##### EXTRAIT DU TEXTE
Je m’étais rassasié, avant mon départ, de l’Histoire philosophique des deux Indes, par Raynal… Bon Dieu ! bon Dieu ! que d’hérésies ! Un coup d’œil, un seul, sur les pays dont il parle, m’en a mille fois plus appris que lui avec ses éloquentes pages, toutes gâtées par le mensonge.

De tous les voyageurs qui m’ont précédé dans ces périlleuses excursions, celui en qui, après cent heureuses épreuves, j’ai eu le plus de foi, c’est Cook. Son livre, c’est lui. Il est matelot intrépide, téméraire, parfois brutal ; mais il voit, il voit bien, et il décrit avec justesse, moins encore les détails que les masses : on dirait qu’il n’a pas le temps de regarder près de lui, et qu’il a hâte de fouiller à l’horizon pour de nouvelles découvertes. Cook est un grand homme et le premier des navigateurs anglais.

Vancouver a plus d’érudition, plus de finesse, plus de tact ; il creuse le sol qu’il visite, et la science lui a été un puissant auxiliaire.

Voyez comme Dampier est précis, méthodique, vrai ! ses écrits sont un miroir fidèle des objets qu’ils reflètent. Dampier se place bien près de Cook.

Bougainville s’amuse de tout, et joue avec les événements comme avec la vérité : c’est un capitaine de cavalerie sur une galère.

L’amiral Anson est un de ces navigateurs intrépides et expérimentés qui ne reculent en face d’aucun obstacle, qui se jettent, au contraire, au-devant des périls qu’on leur signale, et s’occupent bien moins de leur propre renommée que de la gloire du pays dont ils promènent en tous lieux le pavillon dominateur.

Les pages d’Anson ont une allure de franchise et d’enthousiasme parfaitement en harmonie avec le caractère que les biographes donnent à ce navigateur, qui a conquis si dignement les plus hauts grades de la marine royale.

Wallis s’assied à côté d’Anson par le courage et peut-être se pose au-dessus par l’élégance et la vérité de ses descriptions, empreintes cependant d’un peu de monotonie.

Malheur à qui, dans la relation de ces courses lointaines, étouffe l’intérêt sous le poids de la science ! On voyage peu avec celui qui ne s’adresse qu’à la pensée ; le cœur doit être de moitié dans toutes les jouissances.

Drack a mérité, comme Wallis, la belle réputation dont il jouit, et a attaché son nom à de grandes découvertes.
##########
:: EXERCICE PROPOSÉ A ::
Reproduisez mot pour mot le passage du texte sur les navigateurs qui commence à "Les pages d’Anson" et se termine à "de grandes découvertes.".
:: EXERCICE PROPOSÉ B ::
Traduisez en anglais la phrase suivante du texte sur les navigateurs : « Cook est un grand homme et le premier des navigateurs anglais. »
:: EXERCICE PROPOSÉ C ::
Dans le texte sur les navigateurs, à quoi Bougainville est-il comparé ?
##### INFORMATIONS EXTRAITES
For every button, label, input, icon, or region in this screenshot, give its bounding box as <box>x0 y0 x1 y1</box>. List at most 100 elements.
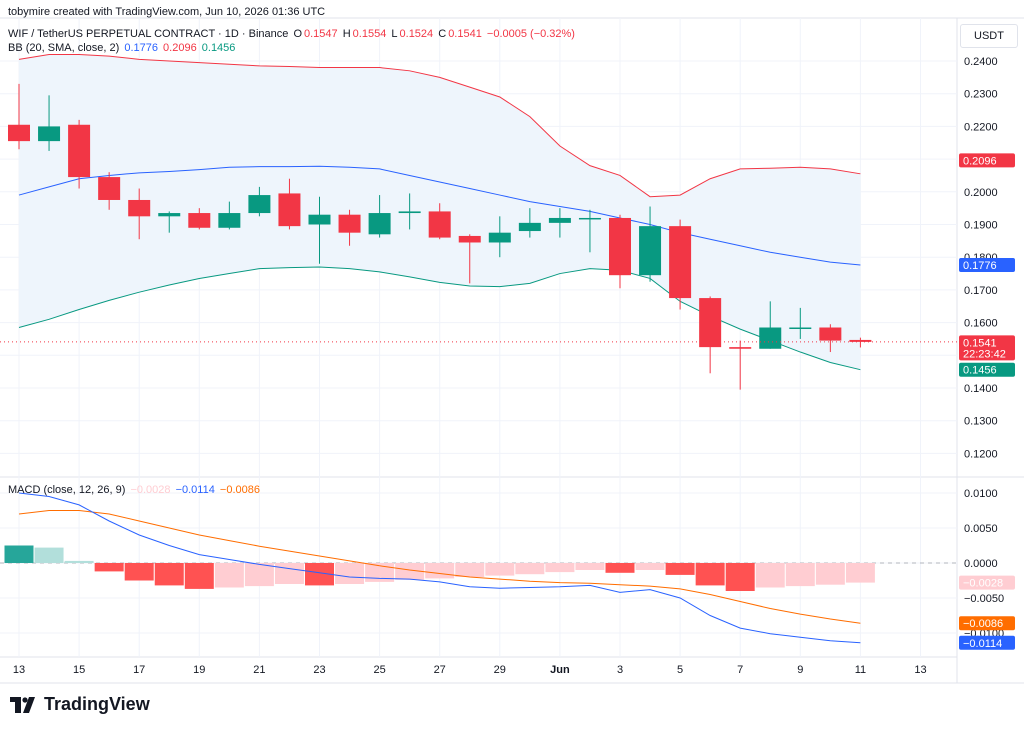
time-tick-label: 29 <box>494 664 506 676</box>
candle-body <box>8 124 30 142</box>
bb-legend[interactable]: BB (20, SMA, close, 2) 0.1776 0.2096 0.1… <box>8 42 237 54</box>
candle-body <box>548 217 571 223</box>
macd-hist-bar <box>695 563 725 586</box>
time-tick-label: 21 <box>253 664 265 676</box>
last-price-tag-bg <box>959 335 1015 361</box>
macd-hist-bar <box>485 563 515 576</box>
time-tick-label: 7 <box>737 664 743 676</box>
candle-body <box>458 235 481 243</box>
candle-body <box>609 217 631 276</box>
price-tick-label: 0.1900 <box>964 220 998 232</box>
bb-upper-tag-text: 0.2096 <box>963 155 997 167</box>
bb-label: BB (20, SMA, close, 2) <box>8 42 120 54</box>
candle-body <box>338 214 361 233</box>
macd-hist-bar <box>425 563 455 579</box>
time-tick-label: 15 <box>73 664 85 676</box>
time-tick-label: 13 <box>914 664 926 676</box>
time-tick-label: 5 <box>677 664 683 676</box>
bb-basis-value: 0.1776 <box>124 42 158 54</box>
symbol-title: WIF / TetherUS PERPETUAL CONTRACT · 1D ·… <box>8 28 289 40</box>
macd-legend[interactable]: MACD (close, 12, 26, 9) −0.0028 −0.0114 … <box>8 484 262 496</box>
symbol-legend: WIF / TetherUS PERPETUAL CONTRACT · 1D ·… <box>8 28 577 40</box>
candle-body <box>38 126 61 142</box>
bb-lower-tag-bg <box>959 362 1015 377</box>
time-tick-label: 27 <box>434 664 446 676</box>
bb-basis-tag-bg <box>959 258 1015 273</box>
macd-hist-bar <box>154 563 184 586</box>
attribution: tobymire created with TradingView.com, J… <box>8 6 326 18</box>
price-tick-label: 0.2200 <box>964 121 998 133</box>
candle-body <box>699 298 722 348</box>
tradingview-logo[interactable]: TradingView <box>10 694 150 715</box>
candle-body <box>518 222 541 232</box>
time-tick-label: 3 <box>617 664 623 676</box>
time-tick-label: Jun <box>550 664 570 676</box>
price-tick-label: 0.1400 <box>964 383 998 395</box>
bb-lower-tag-text: 0.1456 <box>963 365 997 377</box>
bb-basis-line <box>18 165 861 266</box>
macd-hist-value: −0.0028 <box>130 484 171 496</box>
macd-tick-label: 0.0100 <box>964 488 998 500</box>
close-label: C <box>438 28 447 40</box>
candle-body <box>68 124 91 178</box>
time-tick-label: 17 <box>133 664 145 676</box>
macd-line-value: −0.0114 <box>175 484 215 496</box>
last-price-tag-text: 22:23:42 <box>963 348 1006 360</box>
time-tick-label: 9 <box>797 664 803 676</box>
candle-body <box>669 226 692 299</box>
macd-hist-bar <box>4 545 34 563</box>
candle-body <box>428 211 451 238</box>
candle-body <box>578 217 601 220</box>
macd-signal-tag-bg <box>959 616 1015 631</box>
macd-hist-bar <box>244 563 274 587</box>
low-value: 0.1524 <box>399 28 434 40</box>
price-tick-label: 0.2400 <box>964 56 998 68</box>
macd-hist-bar <box>665 563 695 575</box>
high-label: H <box>342 28 351 40</box>
macd-tick-label: −0.0050 <box>964 593 1004 605</box>
macd-hist-bar <box>305 563 334 586</box>
open-value: 0.1547 <box>304 28 338 40</box>
candle-body <box>488 232 511 243</box>
macd-hist-bar <box>575 563 605 570</box>
macd-hist-tag: −0.0028 <box>959 575 1015 590</box>
candle-body <box>849 339 872 342</box>
candle-body <box>278 193 301 227</box>
candle-body <box>308 214 331 225</box>
candle-body <box>248 195 271 214</box>
candle-body <box>639 226 662 276</box>
time-tick-label: 11 <box>855 664 866 676</box>
macd-line <box>18 492 861 644</box>
bb-upper-value: 0.2096 <box>163 42 197 54</box>
macd-hist-bar <box>845 563 875 583</box>
candle-body <box>128 199 151 217</box>
macd-hist-bar <box>545 563 575 573</box>
price-tick-label: 0.2300 <box>964 89 998 101</box>
macd-hist-tag-text: −0.0028 <box>963 578 1003 590</box>
time-tick-label: 25 <box>373 664 385 676</box>
macd-label: MACD (close, 12, 26, 9) <box>8 484 126 496</box>
bb-basis-tag: 0.1776 <box>959 258 1015 273</box>
currency-button[interactable]: USDT <box>960 24 1018 48</box>
macd-signal-line <box>18 510 861 624</box>
candle-body <box>789 327 812 330</box>
macd-tick-label: 0.0050 <box>964 523 998 535</box>
bb-upper-line <box>18 53 861 198</box>
low-label: L <box>391 28 398 40</box>
macd-hist-bar <box>34 547 64 563</box>
time-tick-label: 13 <box>13 664 25 676</box>
macd-hist-bar <box>335 563 365 584</box>
candle-body <box>819 327 842 341</box>
macd-hist-bar <box>605 563 635 573</box>
candle-body <box>368 213 391 235</box>
macd-signal-tag-text: −0.0086 <box>963 618 1003 630</box>
price-pane <box>0 53 957 390</box>
open-label: O <box>293 28 302 40</box>
candle-body <box>188 213 211 228</box>
macd-hist-bar <box>725 563 755 591</box>
macd-hist-bar <box>214 563 244 588</box>
macd-hist-bar <box>94 563 124 572</box>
##########
:: RÉPONSE COMPLÈTE A ::
Les pages d’Anson ont une allure de franchise et d’enthousiasme parfaitement en harmonie avec le caractère que les biographes donnent à ce navigateur, qui a conquis si dignement les plus hauts grades de la marine royale.

Wallis s’assied à côté d’Anson par le courage et peut-être se pose au-dessus par l’élégance et la vérité de ses descriptions, empreintes cependant d’un peu de monotonie.

Malheur à qui, dans la relation de ces courses lointaines, étouffe l’intérêt sous le poids de la science ! On voyage peu avec celui qui ne s’adresse qu’à la pensée ; le cœur doit être de moitié dans toutes les jouissances.

Drack a mérité, comme Wallis, la belle réputation dont il jouit, et a attaché son nom à de grandes découvertes.

:: RÉPONSE COMPLÈTE B ::
Cook is a great man and the foremost of the English navigators.

:: RÉPONSE COMPLÈTE C ::
À un capitaine de cavalerie sur une galère.